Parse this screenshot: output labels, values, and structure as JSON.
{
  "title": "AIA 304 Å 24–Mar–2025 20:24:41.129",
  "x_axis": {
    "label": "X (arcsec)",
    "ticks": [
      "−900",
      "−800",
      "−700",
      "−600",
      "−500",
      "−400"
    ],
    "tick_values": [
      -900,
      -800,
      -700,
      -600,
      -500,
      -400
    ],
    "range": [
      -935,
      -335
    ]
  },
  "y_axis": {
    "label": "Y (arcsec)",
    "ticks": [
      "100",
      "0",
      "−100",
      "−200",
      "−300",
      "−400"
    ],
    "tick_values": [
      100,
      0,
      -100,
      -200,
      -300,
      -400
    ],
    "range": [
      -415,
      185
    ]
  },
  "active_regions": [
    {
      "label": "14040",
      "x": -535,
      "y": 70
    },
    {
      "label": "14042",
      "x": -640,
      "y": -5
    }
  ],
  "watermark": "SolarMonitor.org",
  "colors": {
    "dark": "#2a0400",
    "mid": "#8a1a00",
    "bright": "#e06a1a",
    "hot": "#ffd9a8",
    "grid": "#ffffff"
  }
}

SET TASK:
Go through the records above and set each one down exactly, please.

EXERCISE RESPONSE:
Parse this screenshot: output labels, values, and structure as JSON.
{
  "title": "AIA 304 Å 24–Mar–2025 20:24:41.129",
  "x_axis": {
    "label": "X (arcsec)",
    "ticks": [
      "−900",
      "−800",
      "−700",
      "−600",
      "−500",
      "−400"
    ],
    "tick_values": [
      -900,
      -800,
      -700,
      -600,
      -500,
      -400
    ],
    "range": [
      -935,
      -335
    ]
  },
  "y_axis": {
    "label": "Y (arcsec)",
    "ticks": [
      "100",
      "0",
      "−100",
      "−200",
      "−300",
      "−400"
    ],
    "tick_values": [
      100,
      0,
      -100,
      -200,
      -300,
      -400
    ],
    "range": [
      -415,
      185
    ]
  },
  "active_regions": [
    {
      "label": "14040",
      "x": -535,
      "y": 70
    },
    {
      "label": "14042",
      "x": -640,
      "y": -5
    }
  ],
  "watermark": "SolarMonitor.org",
  "colors": {
    "dark": "#2a0400",
    "mid": "#8a1a00",
    "bright": "#e06a1a",
    "hot": "#ffd9a8",
    "grid": "#ffffff"
  }
}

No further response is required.